### Given exercise
Repeat the material below exactly, line for line.
━━━ Extracted records ━━━
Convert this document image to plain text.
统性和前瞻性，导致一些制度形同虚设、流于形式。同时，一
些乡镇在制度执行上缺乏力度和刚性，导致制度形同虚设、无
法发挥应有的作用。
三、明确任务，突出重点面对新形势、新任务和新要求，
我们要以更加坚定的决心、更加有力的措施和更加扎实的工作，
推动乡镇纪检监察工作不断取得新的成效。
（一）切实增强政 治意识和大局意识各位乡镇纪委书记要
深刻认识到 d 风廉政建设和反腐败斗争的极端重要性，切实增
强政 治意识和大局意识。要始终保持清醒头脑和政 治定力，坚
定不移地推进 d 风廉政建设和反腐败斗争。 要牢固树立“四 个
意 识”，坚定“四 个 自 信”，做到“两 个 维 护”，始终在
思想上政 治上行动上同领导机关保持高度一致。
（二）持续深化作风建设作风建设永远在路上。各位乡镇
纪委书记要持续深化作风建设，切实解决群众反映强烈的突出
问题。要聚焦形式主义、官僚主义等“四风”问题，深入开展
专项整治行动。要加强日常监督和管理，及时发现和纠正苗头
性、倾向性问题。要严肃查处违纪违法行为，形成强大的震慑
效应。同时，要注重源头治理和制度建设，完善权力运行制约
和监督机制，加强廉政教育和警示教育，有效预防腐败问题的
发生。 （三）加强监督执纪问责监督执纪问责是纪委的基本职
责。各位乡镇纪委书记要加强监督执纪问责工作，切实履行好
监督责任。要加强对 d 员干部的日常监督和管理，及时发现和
━━━
### Output of the exercise
Convert this document image to plain text.
统性和前瞻性，导致一些制度形同虚设、流于形式。同时，一
些乡镇在制度执行上缺乏力度和刚性，导致制度形同虚设、无
法发挥应有的作用。
三、明确任务，突出重点面对新形势、新任务和新要求，
我们要以更加坚定的决心、更加有力的措施和更加扎实的工作，
推动乡镇纪检监察工作不断取得新的成效。
（一）切实增强政 治意识和大局意识各位乡镇纪委书记要
深刻认识到 d 风廉政建设和反腐败斗争的极端重要性，切实增
强政 治意识和大局意识。要始终保持清醒头脑和政 治定力，坚
定不移地推进 d 风廉政建设和反腐败斗争。 要牢固树立“四 个
意 识”，坚定“四 个 自 信”，做到“两 个 维 护”，始终在
思想上政 治上行动上同领导机关保持高度一致。
（二）持续深化作风建设作风建设永远在路上。各位乡镇
纪委书记要持续深化作风建设，切实解决群众反映强烈的突出
问题。要聚焦形式主义、官僚主义等“四风”问题，深入开展
专项整治行动。要加强日常监督和管理，及时发现和纠正苗头
性、倾向性问题。要严肃查处违纪违法行为，形成强大的震慑
效应。同时，要注重源头治理和制度建设，完善权力运行制约
和监督机制，加强廉政教育和警示教育，有效预防腐败问题的
发生。 （三）加强监督执纪问责监督执纪问责是纪委的基本职
责。各位乡镇纪委书记要加强监督执纪问责工作，切实履行好
监督责任。要加强对 d 员干部的日常监督和管理，及时发现和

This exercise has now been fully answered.